§ SET EXERCISE
Repeat the records below exactly as they appear.

— Start of WORKING DATA —

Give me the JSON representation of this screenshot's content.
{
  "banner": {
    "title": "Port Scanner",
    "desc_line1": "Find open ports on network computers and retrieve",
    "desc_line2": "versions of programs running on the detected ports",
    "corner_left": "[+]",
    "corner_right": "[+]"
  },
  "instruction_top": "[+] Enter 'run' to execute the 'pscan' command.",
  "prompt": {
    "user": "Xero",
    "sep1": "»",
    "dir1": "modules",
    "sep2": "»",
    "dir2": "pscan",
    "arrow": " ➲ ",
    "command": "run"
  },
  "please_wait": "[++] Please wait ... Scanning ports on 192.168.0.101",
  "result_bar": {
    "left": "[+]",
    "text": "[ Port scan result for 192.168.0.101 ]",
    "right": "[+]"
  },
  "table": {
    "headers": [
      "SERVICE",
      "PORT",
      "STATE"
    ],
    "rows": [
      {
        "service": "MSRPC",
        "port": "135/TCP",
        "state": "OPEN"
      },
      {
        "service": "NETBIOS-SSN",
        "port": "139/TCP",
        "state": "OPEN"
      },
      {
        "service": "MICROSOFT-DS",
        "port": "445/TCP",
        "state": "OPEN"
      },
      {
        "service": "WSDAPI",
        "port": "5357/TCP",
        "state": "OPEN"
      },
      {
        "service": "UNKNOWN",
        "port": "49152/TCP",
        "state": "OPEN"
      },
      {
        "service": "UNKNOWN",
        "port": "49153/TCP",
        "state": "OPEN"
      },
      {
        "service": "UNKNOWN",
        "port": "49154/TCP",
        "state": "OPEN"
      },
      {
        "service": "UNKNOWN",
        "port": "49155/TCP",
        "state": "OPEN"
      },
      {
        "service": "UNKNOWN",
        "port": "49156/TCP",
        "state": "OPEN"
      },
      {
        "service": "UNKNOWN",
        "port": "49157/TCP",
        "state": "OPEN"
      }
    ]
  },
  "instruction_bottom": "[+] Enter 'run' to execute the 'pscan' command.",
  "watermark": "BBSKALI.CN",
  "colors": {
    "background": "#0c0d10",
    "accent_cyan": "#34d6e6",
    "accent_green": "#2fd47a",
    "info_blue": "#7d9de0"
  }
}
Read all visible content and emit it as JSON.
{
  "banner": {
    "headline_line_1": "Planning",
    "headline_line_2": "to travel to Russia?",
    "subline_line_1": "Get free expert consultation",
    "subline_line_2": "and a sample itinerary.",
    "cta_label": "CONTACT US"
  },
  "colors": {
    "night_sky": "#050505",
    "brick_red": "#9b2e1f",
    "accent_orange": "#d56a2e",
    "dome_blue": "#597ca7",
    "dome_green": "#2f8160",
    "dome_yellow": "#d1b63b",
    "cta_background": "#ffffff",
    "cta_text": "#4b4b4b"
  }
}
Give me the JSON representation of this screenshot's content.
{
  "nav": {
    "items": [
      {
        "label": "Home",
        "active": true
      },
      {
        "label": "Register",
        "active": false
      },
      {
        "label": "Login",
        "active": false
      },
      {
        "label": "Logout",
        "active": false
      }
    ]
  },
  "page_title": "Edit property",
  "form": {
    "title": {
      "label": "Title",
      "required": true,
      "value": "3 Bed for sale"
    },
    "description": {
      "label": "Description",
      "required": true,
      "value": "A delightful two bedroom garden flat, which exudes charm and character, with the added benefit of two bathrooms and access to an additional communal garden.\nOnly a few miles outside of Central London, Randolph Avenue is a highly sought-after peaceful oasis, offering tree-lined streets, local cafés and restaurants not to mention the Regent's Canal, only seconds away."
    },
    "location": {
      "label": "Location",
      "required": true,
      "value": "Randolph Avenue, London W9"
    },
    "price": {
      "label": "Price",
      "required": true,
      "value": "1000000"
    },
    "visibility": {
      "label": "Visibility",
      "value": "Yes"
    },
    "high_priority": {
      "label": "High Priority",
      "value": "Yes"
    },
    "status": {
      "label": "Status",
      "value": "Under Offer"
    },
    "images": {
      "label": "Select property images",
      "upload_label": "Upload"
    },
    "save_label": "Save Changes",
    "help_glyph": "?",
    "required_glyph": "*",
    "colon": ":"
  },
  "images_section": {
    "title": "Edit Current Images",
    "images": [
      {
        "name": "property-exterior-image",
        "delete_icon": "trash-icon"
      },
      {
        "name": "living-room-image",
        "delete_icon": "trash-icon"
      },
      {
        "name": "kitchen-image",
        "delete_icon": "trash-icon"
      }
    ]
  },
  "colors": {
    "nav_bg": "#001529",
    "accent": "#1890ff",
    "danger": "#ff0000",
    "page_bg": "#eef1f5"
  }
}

— End of WORKING DATA —

§ ANSWER FOR THE TASK
Give me the JSON representation of this screenshot's content.
{
  "banner": {
    "title": "Port Scanner",
    "desc_line1": "Find open ports on network computers and retrieve",
    "desc_line2": "versions of programs running on the detected ports",
    "corner_left": "[+]",
    "corner_right": "[+]"
  },
  "instruction_top": "[+] Enter 'run' to execute the 'pscan' command.",
  "prompt": {
    "user": "Xero",
    "sep1": "»",
    "dir1": "modules",
    "sep2": "»",
    "dir2": "pscan",
    "arrow": " ➲ ",
    "command": "run"
  },
  "please_wait": "[++] Please wait ... Scanning ports on 192.168.0.101",
  "result_bar": {
    "left": "[+]",
    "text": "[ Port scan result for 192.168.0.101 ]",
    "right": "[+]"
  },
  "table": {
    "headers": [
      "SERVICE",
      "PORT",
      "STATE"
    ],
    "rows": [
      {
        "service": "MSRPC",
        "port": "135/TCP",
        "state": "OPEN"
      },
      {
        "service": "NETBIOS-SSN",
        "port": "139/TCP",
        "state": "OPEN"
      },
      {
        "service": "MICROSOFT-DS",
        "port": "445/TCP",
        "state": "OPEN"
      },
      {
        "service": "WSDAPI",
        "port": "5357/TCP",
        "state": "OPEN"
      },
      {
        "service": "UNKNOWN",
        "port": "49152/TCP",
        "state": "OPEN"
      },
      {
        "service": "UNKNOWN",
        "port": "49153/TCP",
        "state": "OPEN"
      },
      {
        "service": "UNKNOWN",
        "port": "49154/TCP",
        "state": "OPEN"
      },
      {
        "service": "UNKNOWN",
        "port": "49155/TCP",
        "state": "OPEN"
      },
      {
        "service": "UNKNOWN",
        "port": "49156/TCP",
        "state": "OPEN"
      },
      {
        "service": "UNKNOWN",
        "port": "49157/TCP",
        "state": "OPEN"
      }
    ]
  },
  "instruction_bottom": "[+] Enter 'run' to execute the 'pscan' command.",
  "watermark": "BBSKALI.CN",
  "colors": {
    "background": "#0c0d10",
    "accent_cyan": "#34d6e6",
    "accent_green": "#2fd47a",
    "info_blue": "#7d9de0"
  }
}
Read all visible content and emit it as JSON.
{
  "banner": {
    "headline_line_1": "Planning",
    "headline_line_2": "to travel to Russia?",
    "subline_line_1": "Get free expert consultation",
    "subline_line_2": "and a sample itinerary.",
    "cta_label": "CONTACT US"
  },
  "colors": {
    "night_sky": "#050505",
    "brick_red": "#9b2e1f",
    "accent_orange": "#d56a2e",
    "dome_blue": "#597ca7",
    "dome_green": "#2f8160",
    "dome_yellow": "#d1b63b",
    "cta_background": "#ffffff",
    "cta_text": "#4b4b4b"
  }
}
Give me the JSON representation of this screenshot's content.
{
  "nav": {
    "items": [
      {
        "label": "Home",
        "active": true
      },
      {
        "label": "Register",
        "active": false
      },
      {
        "label": "Login",
        "active": false
      },
      {
        "label": "Logout",
        "active": false
      }
    ]
  },
  "page_title": "Edit property",
  "form": {
    "title": {
      "label": "Title",
      "required": true,
      "value": "3 Bed for sale"
    },
    "description": {
      "label": "Description",
      "required": true,
      "value": "A delightful two bedroom garden flat, which exudes charm and character, with the added benefit of two bathrooms and access to an additional communal garden.\nOnly a few miles outside of Central London, Randolph Avenue is a highly sought-after peaceful oasis, offering tree-lined streets, local cafés and restaurants not to mention the Regent's Canal, only seconds away."
    },
    "location": {
      "label": "Location",
      "required": true,
      "value": "Randolph Avenue, London W9"
    },
    "price": {
      "label": "Price",
      "required": true,
      "value": "1000000"
    },
    "visibility": {
      "label": "Visibility",
      "value": "Yes"
    },
    "high_priority": {
      "label": "High Priority",
      "value": "Yes"
    },
    "status": {
      "label": "Status",
      "value": "Under Offer"
    },
    "images": {
      "label": "Select property images",
      "upload_label": "Upload"
    },
    "save_label": "Save Changes",
    "help_glyph": "?",
    "required_glyph": "*",
    "colon": ":"
  },
  "images_section": {
    "title": "Edit Current Images",
    "images": [
      {
        "name": "property-exterior-image",
        "delete_icon": "trash-icon"
      },
      {
        "name": "living-room-image",
        "delete_icon": "trash-icon"
      },
      {
        "name": "kitchen-image",
        "delete_icon": "trash-icon"
      }
    ]
  },
  "colors": {
    "nav_bg": "#001529",
    "accent": "#1890ff",
    "danger": "#ff0000",
    "page_bg": "#eef1f5"
  }
}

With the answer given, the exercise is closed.